▶ **The task**: Look through the data below. Pick out the lines holding the string "text".

▶ **Provided information**:
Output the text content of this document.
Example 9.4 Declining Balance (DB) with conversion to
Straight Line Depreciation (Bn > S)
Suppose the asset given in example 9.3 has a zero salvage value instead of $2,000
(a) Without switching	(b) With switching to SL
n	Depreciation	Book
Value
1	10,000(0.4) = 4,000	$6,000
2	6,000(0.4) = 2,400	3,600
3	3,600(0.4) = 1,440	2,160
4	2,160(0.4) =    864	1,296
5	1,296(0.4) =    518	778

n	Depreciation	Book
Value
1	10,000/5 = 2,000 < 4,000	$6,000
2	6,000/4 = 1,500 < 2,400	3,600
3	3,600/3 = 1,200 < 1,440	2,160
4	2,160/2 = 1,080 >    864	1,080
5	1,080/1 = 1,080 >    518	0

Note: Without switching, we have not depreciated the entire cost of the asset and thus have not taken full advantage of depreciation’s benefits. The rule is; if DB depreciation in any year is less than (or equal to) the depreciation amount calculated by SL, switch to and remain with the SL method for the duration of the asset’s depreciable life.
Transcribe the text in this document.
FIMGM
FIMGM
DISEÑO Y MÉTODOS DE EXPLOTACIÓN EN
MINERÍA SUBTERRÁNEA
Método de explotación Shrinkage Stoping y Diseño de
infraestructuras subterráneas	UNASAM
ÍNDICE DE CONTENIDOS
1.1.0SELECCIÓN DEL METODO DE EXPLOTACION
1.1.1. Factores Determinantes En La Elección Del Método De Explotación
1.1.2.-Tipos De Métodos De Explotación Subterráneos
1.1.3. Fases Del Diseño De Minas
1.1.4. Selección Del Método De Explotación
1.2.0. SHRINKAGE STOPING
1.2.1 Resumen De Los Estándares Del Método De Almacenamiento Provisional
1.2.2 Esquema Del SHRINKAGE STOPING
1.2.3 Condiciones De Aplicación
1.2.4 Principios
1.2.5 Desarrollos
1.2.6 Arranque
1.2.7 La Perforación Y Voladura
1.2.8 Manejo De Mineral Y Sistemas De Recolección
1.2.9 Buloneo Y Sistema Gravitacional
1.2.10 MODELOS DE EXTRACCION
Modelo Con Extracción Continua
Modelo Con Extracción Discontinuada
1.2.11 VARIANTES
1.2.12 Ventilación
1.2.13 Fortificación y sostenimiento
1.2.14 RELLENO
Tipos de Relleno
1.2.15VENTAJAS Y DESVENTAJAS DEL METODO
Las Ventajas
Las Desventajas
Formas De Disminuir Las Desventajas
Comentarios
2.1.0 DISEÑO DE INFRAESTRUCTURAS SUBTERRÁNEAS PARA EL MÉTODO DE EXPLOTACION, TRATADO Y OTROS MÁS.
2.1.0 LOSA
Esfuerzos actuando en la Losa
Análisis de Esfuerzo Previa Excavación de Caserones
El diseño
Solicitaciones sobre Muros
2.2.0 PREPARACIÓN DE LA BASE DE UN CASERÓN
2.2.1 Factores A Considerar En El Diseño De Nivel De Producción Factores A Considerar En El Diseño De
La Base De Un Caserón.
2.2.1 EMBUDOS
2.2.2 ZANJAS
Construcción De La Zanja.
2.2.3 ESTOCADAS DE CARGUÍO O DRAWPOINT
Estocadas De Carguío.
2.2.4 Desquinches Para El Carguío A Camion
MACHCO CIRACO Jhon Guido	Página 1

▶ **Solution to this problem**:
Output the text content of this document.
Transcribe the text in this document.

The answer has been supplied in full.